- WHAT IS EXPECTED
Go through the material and tally the lines containing the string "JSON". Give the total alone.

- GIVEN DATA
────────────────────
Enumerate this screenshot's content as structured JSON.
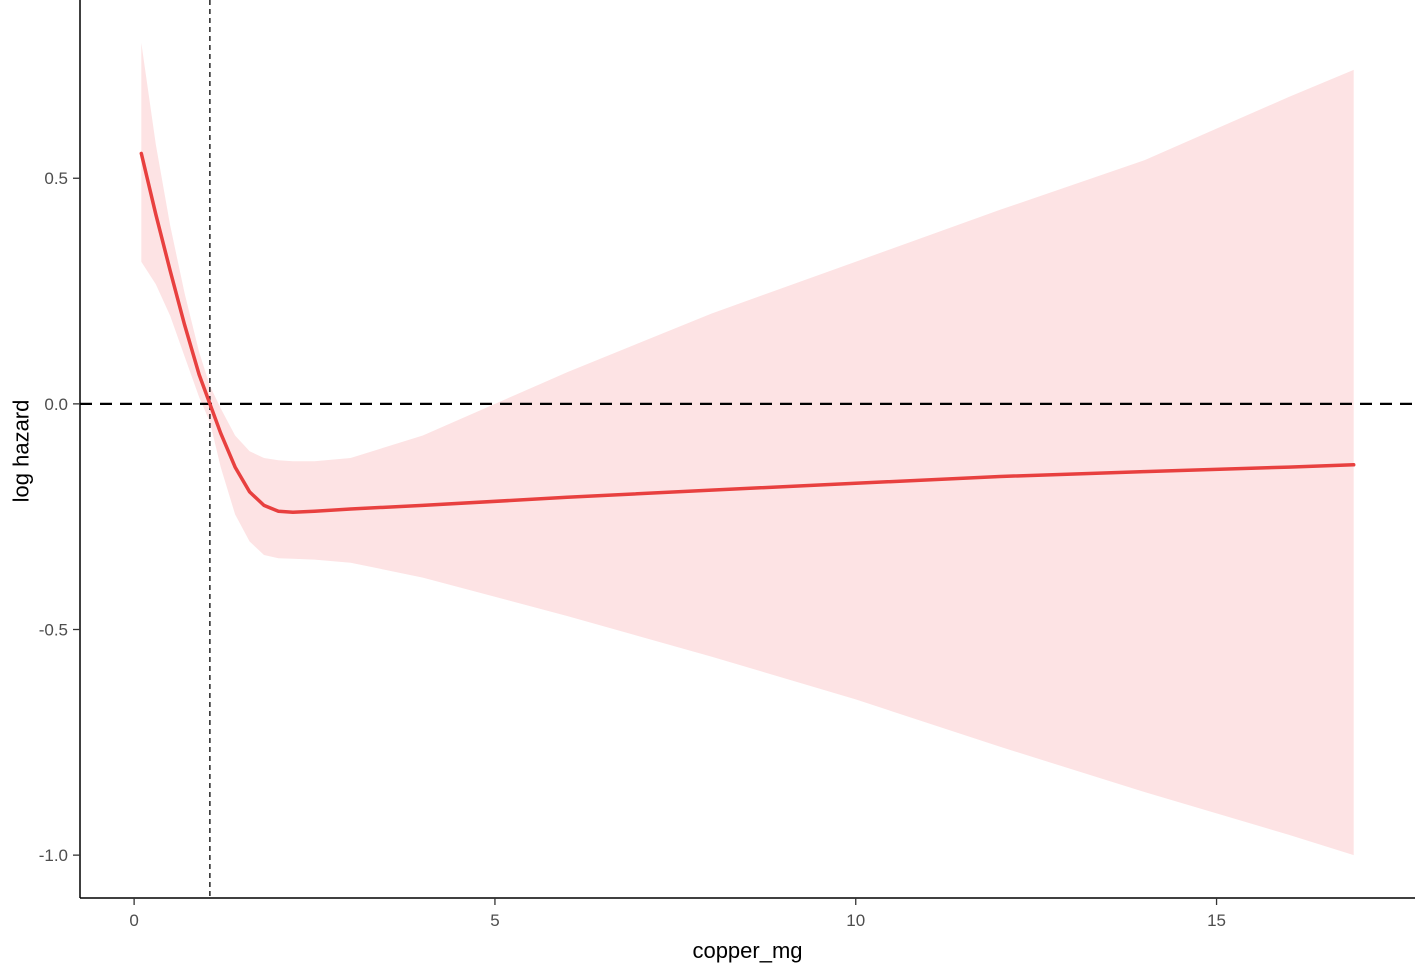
{
  "chart_data": {
    "type": "line",
    "title": "",
    "xlabel": "copper_mg",
    "ylabel": "log hazard",
    "xlim": [
      -0.75,
      17.75
    ],
    "ylim": [
      -1.095,
      0.895
    ],
    "xticks": [
      0,
      5,
      10,
      15
    ],
    "xtick_labels": [
      "0",
      "5",
      "10",
      "15"
    ],
    "yticks": [
      0.5,
      0.0,
      -0.5,
      -1.0
    ],
    "ytick_labels": [
      "0.5",
      "0.0",
      "-0.5",
      "-1.0"
    ],
    "grid": false,
    "legend": "none",
    "reference_lines": {
      "horizontal_y": 0.0,
      "vertical_x": 1.05
    },
    "colors": {
      "line": "#e8403f",
      "ribbon": "#fde3e4",
      "reference": "#000000",
      "axis": "#000000"
    },
    "series": [
      {
        "x": [
          0.1,
          0.3,
          0.5,
          0.7,
          0.9,
          1.05,
          1.2,
          1.4,
          1.6,
          1.8,
          2.0,
          2.2,
          2.5,
          3.0,
          4.0,
          6.0,
          8.0,
          10.0,
          12.0,
          14.0,
          16.0,
          16.9
        ],
        "y": [
          0.555,
          0.42,
          0.295,
          0.175,
          0.065,
          0.0,
          -0.065,
          -0.14,
          -0.195,
          -0.225,
          -0.238,
          -0.24,
          -0.238,
          -0.233,
          -0.225,
          -0.207,
          -0.191,
          -0.176,
          -0.161,
          -0.15,
          -0.14,
          -0.135
        ],
        "lower": [
          0.315,
          0.265,
          0.195,
          0.105,
          0.015,
          -0.04,
          -0.14,
          -0.245,
          -0.305,
          -0.335,
          -0.342,
          -0.343,
          -0.345,
          -0.352,
          -0.385,
          -0.47,
          -0.56,
          -0.655,
          -0.76,
          -0.86,
          -0.955,
          -1.0
        ],
        "upper": [
          0.8,
          0.575,
          0.395,
          0.245,
          0.115,
          0.04,
          -0.01,
          -0.07,
          -0.105,
          -0.12,
          -0.125,
          -0.127,
          -0.127,
          -0.12,
          -0.07,
          0.07,
          0.2,
          0.315,
          0.43,
          0.54,
          0.68,
          0.74
        ]
      }
    ]
  }
}
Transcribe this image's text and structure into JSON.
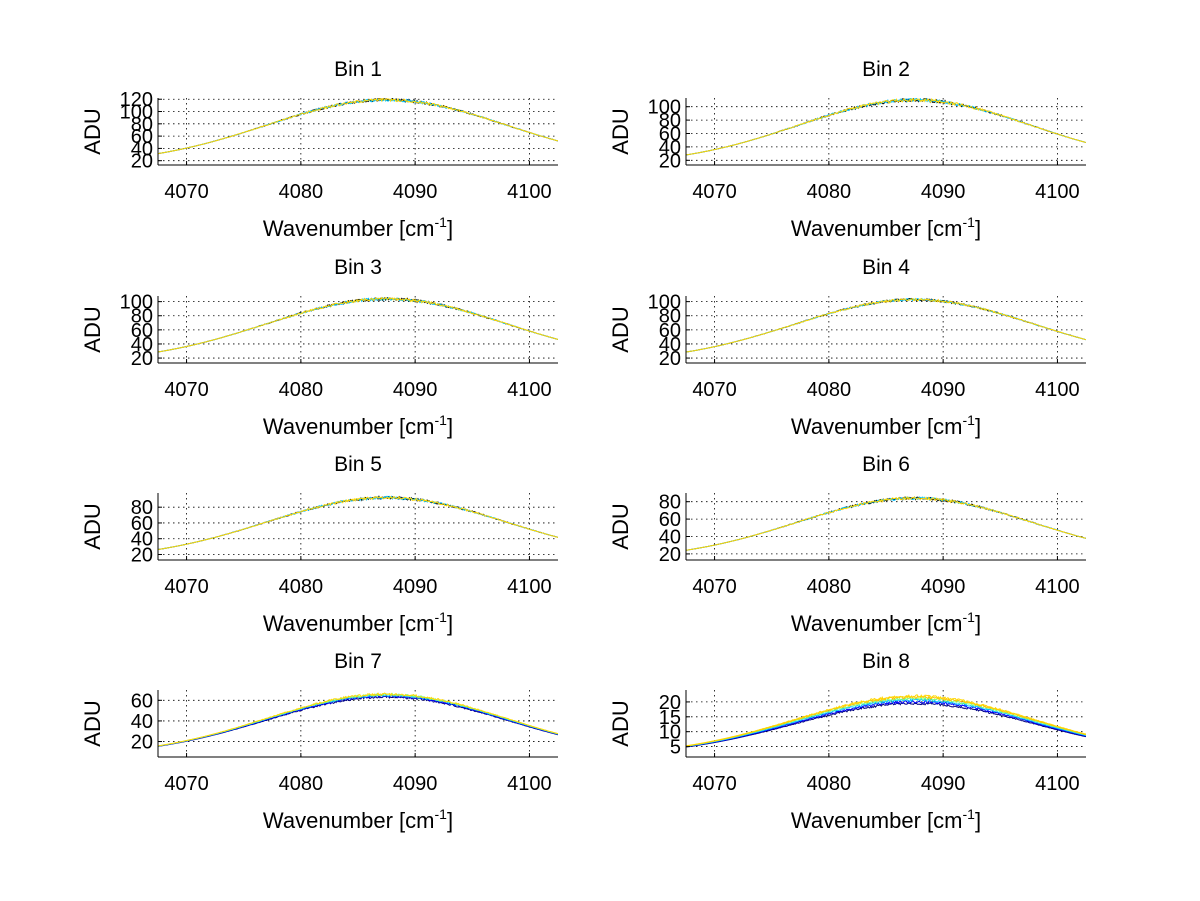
────────────────────
- RESPONSE TO THIS TASK
2